Records for the exercise →
____

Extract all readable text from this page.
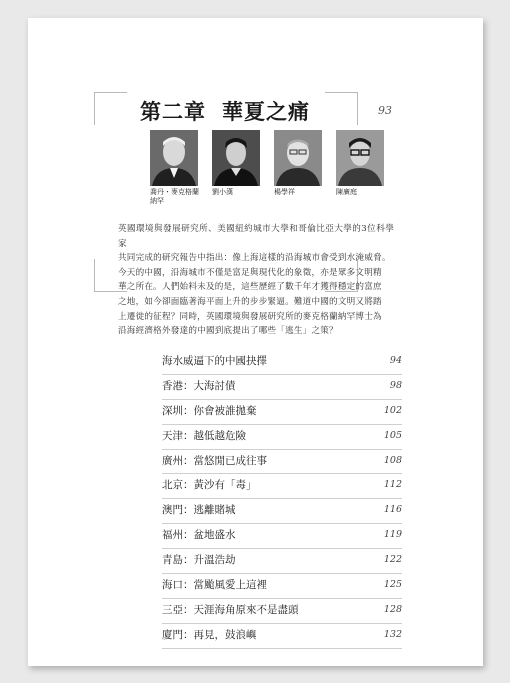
第二章 華夏之痛	93
喬丹・麥克格蘭納罕
劉小漢	楊學祥	陳廣庭
英國環境與發展研究所、美國紐約城市大學和哥倫比亞大學的3位科學家
共同完成的研究報告中指出：像上海這樣的沿海城市會受到水淹威脅。
今天的中國，沿海城市不僅是富足與現代化的象徵，亦是眾多文明精
華之所在。人們始料未及的是，這些歷經了數千年才獲得穩定的富庶
之地，如今卻面臨著海平面上升的步步緊逼。難道中國的文明又將踏
上遷徙的征程？同時，英國環境與發展研究所的麥克格蘭納罕博士為
沿海經濟格外發達的中國到底提出了哪些「逃生」之策？
海水威逼下的中國抉擇	94
香港：大海討債	98
深圳：你會被誰拋棄	102
天津：越低越危險	105
廣州：當悠閒已成往事	108
北京：黃沙有「毒」	112
澳門：逃離賭城	116
福州：盆地盛水	119
青島：升溫浩劫	122
海口：當颱風愛上這裡	125
三亞：天涯海角原來不是盡頭	128
廈門：再見，鼓浪嶼	132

____

Given exercise → Leaving aside the images, write out the entries above word for word.

Answer below →
Extract all readable text from this page.
第二章 華夏之痛	93
喬丹・麥克格蘭納罕
劉小漢	楊學祥	陳廣庭
英國環境與發展研究所、美國紐約城市大學和哥倫比亞大學的3位科學家
共同完成的研究報告中指出：像上海這樣的沿海城市會受到水淹威脅。
今天的中國，沿海城市不僅是富足與現代化的象徵，亦是眾多文明精
華之所在。人們始料未及的是，這些歷經了數千年才獲得穩定的富庶
之地，如今卻面臨著海平面上升的步步緊逼。難道中國的文明又將踏
上遷徙的征程？同時，英國環境與發展研究所的麥克格蘭納罕博士為
沿海經濟格外發達的中國到底提出了哪些「逃生」之策？
海水威逼下的中國抉擇	94
香港：大海討債	98
深圳：你會被誰拋棄	102
天津：越低越危險	105
廣州：當悠閒已成往事	108
北京：黃沙有「毒」	112
澳門：逃離賭城	116
福州：盆地盛水	119
青島：升溫浩劫	122
海口：當颱風愛上這裡	125
三亞：天涯海角原來不是盡頭	128
廈門：再見，鼓浪嶼	132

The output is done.